WORK INSTRUCTIONS: List each line in which the string "держави" appears.

DATA ROWS:
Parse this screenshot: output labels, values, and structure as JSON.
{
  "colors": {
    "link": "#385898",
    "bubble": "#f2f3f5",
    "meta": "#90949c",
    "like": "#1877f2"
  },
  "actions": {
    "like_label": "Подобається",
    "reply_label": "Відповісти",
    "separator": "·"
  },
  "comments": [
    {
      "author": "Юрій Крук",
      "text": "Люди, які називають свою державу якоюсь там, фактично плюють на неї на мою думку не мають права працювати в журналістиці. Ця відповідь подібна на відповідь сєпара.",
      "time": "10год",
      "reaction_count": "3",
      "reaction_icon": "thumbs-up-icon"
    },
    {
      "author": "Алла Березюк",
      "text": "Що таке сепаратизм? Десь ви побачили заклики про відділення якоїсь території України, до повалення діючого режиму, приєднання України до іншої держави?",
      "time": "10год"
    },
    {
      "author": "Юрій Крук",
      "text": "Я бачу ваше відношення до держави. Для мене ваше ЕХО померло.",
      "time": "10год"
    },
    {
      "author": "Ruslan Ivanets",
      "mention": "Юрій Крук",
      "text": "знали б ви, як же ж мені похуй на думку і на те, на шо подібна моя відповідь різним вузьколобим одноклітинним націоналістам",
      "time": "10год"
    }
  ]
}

FULL RESPONSE:
      "text": "Що таке сепаратизм? Десь ви побачили заклики про відділення якоїсь території України, до повалення діючого режиму, приєднання України до іншої держави?",
      "text": "Я бачу ваше відношення до держави. Для мене ваше ЕХО померло.",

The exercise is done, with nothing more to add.